Below are records; count the lines that contain "PART" and give only the total.
--- Start Records for this task ---
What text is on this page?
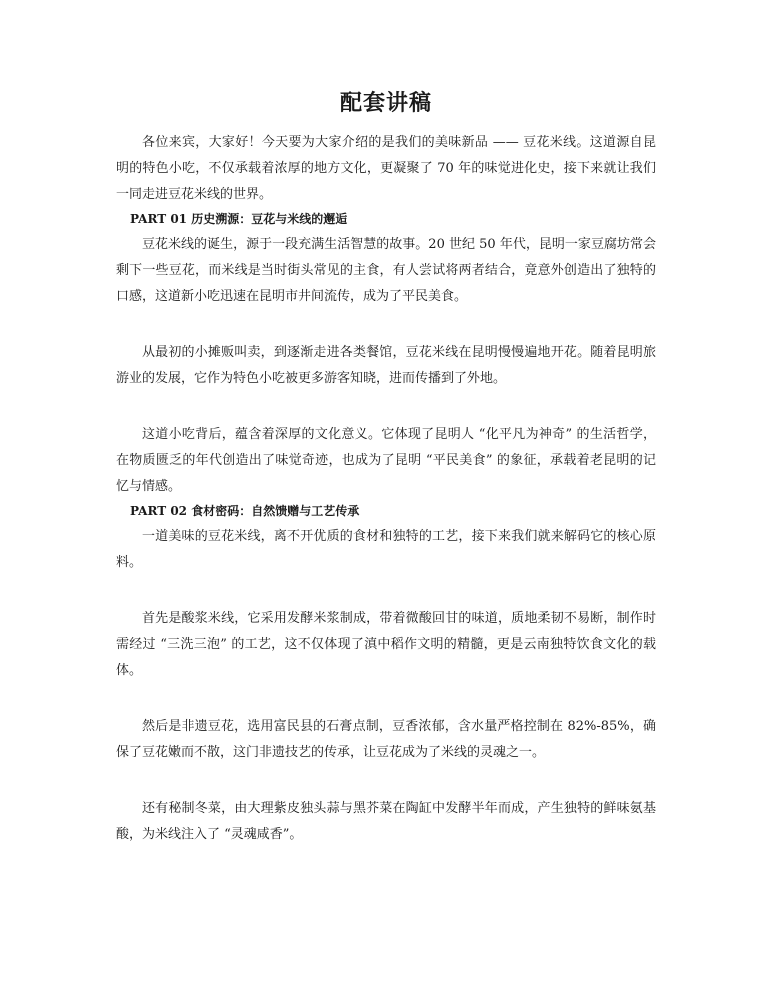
配套讲稿

各位来宾，大家好！今天要为大家介绍的是我们的美味新品 —— 豆花米线。这道源自昆明的特色小吃，不仅承载着浓厚的地方文化，更凝聚了 70 年的味觉进化史，接下来就让我们一同走进豆花米线的世界。

PART 01 历史溯源：豆花与米线的邂逅

豆花米线的诞生，源于一段充满生活智慧的故事。20 世纪 50 年代，昆明一家豆腐坊常会剩下一些豆花，而米线是当时街头常见的主食，有人尝试将两者结合，竟意外创造出了独特的口感，这道新小吃迅速在昆明市井间流传，成为了平民美食。

从最初的小摊贩叫卖，到逐渐走进各类餐馆，豆花米线在昆明慢慢遍地开花。随着昆明旅游业的发展，它作为特色小吃被更多游客知晓，进而传播到了外地。

这道小吃背后，蕴含着深厚的文化意义。它体现了昆明人 “化平凡为神奇” 的生活哲学，在物质匮乏的年代创造出了味觉奇迹，也成为了昆明 “平民美食” 的象征，承载着老昆明的记忆与情感。

PART 02 食材密码：自然馈赠与工艺传承

一道美味的豆花米线，离不开优质的食材和独特的工艺，接下来我们就来解码它的核心原料。

首先是酸浆米线，它采用发酵米浆制成，带着微酸回甘的味道，质地柔韧不易断，制作时需经过 “三洗三泡” 的工艺，这不仅体现了滇中稻作文明的精髓，更是云南独特饮食文化的载体。

然后是非遗豆花，选用富民县的石膏点制，豆香浓郁，含水量严格控制在 82%-85%，确保了豆花嫩而不散，这门非遗技艺的传承，让豆花成为了米线的灵魂之一。

还有秘制冬菜，由大理紫皮独头蒜与黑芥菜在陶缸中发酵半年而成，产生独特的鲜味氨基酸，为米线注入了 “灵魂咸香”。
--- End Records for this task ---
* **Task output**: 2